[Dataset items]
####################

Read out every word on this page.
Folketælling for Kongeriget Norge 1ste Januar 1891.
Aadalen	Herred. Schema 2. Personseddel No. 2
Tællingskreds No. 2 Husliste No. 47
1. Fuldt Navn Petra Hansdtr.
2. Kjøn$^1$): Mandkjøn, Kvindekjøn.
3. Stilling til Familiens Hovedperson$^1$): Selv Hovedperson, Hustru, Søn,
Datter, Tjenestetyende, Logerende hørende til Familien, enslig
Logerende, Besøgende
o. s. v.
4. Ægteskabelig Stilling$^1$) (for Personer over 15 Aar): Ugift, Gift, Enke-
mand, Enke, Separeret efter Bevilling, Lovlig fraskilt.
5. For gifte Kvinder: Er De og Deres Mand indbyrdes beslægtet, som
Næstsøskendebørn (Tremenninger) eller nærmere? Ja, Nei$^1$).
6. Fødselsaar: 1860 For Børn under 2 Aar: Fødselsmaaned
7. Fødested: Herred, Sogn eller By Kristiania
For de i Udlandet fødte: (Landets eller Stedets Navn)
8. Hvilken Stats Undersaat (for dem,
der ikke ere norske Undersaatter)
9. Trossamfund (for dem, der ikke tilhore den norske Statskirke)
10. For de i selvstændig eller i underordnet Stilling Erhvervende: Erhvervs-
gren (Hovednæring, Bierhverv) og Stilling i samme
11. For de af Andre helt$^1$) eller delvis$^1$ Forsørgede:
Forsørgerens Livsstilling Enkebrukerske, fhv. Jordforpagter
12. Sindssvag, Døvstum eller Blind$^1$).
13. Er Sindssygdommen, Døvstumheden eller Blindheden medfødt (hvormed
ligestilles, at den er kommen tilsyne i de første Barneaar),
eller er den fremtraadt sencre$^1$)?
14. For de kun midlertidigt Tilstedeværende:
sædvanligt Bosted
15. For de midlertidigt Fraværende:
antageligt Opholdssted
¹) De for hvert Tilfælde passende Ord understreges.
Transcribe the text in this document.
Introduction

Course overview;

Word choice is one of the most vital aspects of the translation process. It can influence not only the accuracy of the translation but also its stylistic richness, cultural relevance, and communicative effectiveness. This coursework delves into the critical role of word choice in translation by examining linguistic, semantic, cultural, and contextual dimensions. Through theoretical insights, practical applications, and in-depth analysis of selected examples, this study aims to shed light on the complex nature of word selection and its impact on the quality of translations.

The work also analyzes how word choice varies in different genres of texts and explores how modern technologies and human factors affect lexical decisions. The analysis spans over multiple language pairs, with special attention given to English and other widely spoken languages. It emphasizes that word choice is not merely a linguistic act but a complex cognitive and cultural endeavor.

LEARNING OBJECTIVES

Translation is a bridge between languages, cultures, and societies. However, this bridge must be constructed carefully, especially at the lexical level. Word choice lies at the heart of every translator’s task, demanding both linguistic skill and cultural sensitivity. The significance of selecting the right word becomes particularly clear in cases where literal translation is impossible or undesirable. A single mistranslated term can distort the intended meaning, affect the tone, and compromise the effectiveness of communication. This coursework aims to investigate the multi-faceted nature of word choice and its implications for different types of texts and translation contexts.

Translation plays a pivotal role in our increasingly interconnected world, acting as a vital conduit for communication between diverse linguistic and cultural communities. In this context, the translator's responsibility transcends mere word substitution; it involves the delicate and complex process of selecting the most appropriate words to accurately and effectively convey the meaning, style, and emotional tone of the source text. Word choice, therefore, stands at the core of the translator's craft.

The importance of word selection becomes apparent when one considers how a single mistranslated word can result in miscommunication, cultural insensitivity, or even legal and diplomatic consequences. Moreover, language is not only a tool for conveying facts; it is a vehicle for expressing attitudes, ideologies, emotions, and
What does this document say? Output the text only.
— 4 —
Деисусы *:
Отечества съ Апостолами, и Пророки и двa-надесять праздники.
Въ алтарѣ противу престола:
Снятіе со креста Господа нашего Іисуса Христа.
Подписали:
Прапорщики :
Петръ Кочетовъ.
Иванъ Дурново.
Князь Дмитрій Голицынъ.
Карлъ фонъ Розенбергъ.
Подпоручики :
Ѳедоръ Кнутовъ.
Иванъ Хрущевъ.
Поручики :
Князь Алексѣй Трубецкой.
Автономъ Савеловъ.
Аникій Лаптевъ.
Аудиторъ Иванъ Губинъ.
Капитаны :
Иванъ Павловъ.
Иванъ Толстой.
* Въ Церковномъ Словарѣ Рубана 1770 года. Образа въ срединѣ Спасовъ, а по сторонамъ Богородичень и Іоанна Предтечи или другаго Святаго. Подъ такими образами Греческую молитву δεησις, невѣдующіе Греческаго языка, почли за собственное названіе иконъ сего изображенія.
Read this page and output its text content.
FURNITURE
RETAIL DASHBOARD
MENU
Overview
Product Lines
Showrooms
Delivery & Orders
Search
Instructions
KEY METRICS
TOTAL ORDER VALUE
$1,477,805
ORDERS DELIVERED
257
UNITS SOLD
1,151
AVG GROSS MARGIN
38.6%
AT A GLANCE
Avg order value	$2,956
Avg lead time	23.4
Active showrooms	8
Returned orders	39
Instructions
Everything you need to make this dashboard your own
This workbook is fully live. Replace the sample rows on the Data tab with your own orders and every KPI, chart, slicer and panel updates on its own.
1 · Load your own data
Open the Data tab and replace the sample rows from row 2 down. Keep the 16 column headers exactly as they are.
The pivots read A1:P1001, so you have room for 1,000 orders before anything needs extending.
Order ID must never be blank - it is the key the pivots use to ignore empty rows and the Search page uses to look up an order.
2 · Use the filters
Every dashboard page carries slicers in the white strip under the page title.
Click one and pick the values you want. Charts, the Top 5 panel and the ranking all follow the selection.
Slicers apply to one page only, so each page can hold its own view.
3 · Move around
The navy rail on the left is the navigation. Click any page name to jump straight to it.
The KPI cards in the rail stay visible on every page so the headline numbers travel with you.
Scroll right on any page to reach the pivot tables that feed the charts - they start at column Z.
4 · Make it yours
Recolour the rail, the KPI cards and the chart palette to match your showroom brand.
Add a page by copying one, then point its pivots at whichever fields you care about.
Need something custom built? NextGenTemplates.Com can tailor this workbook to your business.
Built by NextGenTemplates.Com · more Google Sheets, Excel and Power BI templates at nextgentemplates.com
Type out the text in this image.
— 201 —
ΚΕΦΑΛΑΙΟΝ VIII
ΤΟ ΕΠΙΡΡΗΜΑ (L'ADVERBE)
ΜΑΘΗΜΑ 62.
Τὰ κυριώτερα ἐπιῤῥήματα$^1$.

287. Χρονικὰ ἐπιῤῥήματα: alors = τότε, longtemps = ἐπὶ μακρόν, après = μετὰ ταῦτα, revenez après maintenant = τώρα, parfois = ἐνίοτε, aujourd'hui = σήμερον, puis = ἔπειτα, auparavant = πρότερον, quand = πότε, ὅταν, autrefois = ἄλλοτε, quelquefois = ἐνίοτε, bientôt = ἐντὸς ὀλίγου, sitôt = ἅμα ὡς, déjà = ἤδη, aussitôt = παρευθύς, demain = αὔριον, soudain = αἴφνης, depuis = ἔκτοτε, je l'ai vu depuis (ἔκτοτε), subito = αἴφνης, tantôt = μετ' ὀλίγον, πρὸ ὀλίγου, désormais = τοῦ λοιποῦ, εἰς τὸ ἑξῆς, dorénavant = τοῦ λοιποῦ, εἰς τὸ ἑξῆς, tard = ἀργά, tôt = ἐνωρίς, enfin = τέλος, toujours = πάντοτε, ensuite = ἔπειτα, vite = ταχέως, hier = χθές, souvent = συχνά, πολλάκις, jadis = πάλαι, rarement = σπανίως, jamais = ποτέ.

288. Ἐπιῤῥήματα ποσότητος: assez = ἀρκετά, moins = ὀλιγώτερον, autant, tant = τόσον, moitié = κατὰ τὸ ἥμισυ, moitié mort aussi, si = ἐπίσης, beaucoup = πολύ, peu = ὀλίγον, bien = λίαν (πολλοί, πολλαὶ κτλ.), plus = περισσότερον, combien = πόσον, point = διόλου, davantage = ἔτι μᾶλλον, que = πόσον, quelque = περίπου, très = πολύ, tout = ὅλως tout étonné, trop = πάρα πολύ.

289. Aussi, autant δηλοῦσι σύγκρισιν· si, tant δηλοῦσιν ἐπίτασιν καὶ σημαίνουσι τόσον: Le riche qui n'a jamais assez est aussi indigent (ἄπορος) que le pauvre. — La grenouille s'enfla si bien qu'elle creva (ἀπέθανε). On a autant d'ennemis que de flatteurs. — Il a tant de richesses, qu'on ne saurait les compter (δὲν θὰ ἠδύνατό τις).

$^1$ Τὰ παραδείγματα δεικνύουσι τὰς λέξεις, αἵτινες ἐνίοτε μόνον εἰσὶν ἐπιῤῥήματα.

####################

In the records above, locate the lines holding the word "workbook". Copy each of them.

This workbook is fully live. Replace the sample rows on the Data tab with your own orders and every KPI, chart, slicer and panel updates on its own.
Need something custom built? NextGenTemplates.Com can tailor this workbook to your business.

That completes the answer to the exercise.